SET EXERCISE -
Determine the count of lines holding the string "Struktura". Return only the number.

[Entries from a dataset]
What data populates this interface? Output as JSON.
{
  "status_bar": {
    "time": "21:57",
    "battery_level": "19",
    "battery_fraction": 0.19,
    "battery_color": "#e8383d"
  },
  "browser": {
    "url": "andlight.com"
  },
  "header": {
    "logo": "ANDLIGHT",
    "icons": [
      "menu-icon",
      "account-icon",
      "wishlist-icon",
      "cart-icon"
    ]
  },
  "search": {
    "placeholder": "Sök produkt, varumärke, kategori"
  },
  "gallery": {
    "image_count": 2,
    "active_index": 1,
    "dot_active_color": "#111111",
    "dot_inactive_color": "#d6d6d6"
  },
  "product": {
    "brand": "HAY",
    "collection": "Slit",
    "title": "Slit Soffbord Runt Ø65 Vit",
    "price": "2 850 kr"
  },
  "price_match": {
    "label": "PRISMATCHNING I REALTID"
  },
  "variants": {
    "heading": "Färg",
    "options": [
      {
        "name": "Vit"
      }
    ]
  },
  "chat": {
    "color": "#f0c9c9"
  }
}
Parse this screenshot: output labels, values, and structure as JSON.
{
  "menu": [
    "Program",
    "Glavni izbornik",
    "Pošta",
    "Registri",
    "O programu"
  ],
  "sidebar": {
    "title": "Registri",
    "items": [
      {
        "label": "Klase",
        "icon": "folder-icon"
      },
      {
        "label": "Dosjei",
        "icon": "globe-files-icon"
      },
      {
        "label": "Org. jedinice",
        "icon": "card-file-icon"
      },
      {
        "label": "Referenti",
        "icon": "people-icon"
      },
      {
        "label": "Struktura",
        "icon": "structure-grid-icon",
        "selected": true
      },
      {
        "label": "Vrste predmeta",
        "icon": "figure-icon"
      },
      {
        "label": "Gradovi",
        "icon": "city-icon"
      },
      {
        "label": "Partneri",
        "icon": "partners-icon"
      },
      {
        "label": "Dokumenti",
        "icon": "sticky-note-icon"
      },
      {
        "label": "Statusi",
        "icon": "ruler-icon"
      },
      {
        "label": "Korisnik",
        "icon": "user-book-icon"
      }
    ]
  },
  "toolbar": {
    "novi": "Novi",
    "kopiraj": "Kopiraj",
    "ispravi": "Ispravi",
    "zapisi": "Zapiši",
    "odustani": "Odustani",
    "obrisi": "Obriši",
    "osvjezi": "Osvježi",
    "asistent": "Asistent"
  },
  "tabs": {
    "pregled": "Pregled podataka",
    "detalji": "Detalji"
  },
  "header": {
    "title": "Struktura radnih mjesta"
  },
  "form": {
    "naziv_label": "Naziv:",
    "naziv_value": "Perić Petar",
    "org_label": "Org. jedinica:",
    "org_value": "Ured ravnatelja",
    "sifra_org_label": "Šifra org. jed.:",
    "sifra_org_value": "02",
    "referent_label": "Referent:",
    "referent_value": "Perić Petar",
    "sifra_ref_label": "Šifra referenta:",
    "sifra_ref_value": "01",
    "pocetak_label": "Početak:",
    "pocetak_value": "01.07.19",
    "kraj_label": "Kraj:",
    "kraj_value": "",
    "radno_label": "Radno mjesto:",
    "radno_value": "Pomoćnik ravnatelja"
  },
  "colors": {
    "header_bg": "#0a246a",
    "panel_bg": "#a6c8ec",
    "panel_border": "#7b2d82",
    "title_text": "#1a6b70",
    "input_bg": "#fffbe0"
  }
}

TASK SOLUTION -
2